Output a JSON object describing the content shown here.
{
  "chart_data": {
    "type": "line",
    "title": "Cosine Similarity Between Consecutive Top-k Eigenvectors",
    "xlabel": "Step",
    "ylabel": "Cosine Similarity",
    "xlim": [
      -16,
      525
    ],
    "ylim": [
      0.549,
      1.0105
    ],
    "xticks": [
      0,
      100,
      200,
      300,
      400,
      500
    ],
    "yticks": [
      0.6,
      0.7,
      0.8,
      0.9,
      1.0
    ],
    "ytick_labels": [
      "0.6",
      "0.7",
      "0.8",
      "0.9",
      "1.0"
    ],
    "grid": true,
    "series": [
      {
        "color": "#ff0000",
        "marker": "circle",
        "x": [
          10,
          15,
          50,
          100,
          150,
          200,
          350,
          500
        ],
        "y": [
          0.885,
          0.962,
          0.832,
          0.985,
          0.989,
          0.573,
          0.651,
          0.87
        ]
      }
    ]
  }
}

=======

> **Exercise task**
Exactly reproduce every line found in the records.

> **Output for this task**
Output a JSON object describing the content shown here.
{
  "chart_data": {
    "type": "line",
    "title": "Cosine Similarity Between Consecutive Top-k Eigenvectors",
    "xlabel": "Step",
    "ylabel": "Cosine Similarity",
    "xlim": [
      -16,
      525
    ],
    "ylim": [
      0.549,
      1.0105
    ],
    "xticks": [
      0,
      100,
      200,
      300,
      400,
      500
    ],
    "yticks": [
      0.6,
      0.7,
      0.8,
      0.9,
      1.0
    ],
    "ytick_labels": [
      "0.6",
      "0.7",
      "0.8",
      "0.9",
      "1.0"
    ],
    "grid": true,
    "series": [
      {
        "color": "#ff0000",
        "marker": "circle",
        "x": [
          10,
          15,
          50,
          100,
          150,
          200,
          350,
          500
        ],
        "y": [
          0.885,
          0.962,
          0.832,
          0.985,
          0.989,
          0.573,
          0.651,
          0.87
        ]
      }
    ]
  }
}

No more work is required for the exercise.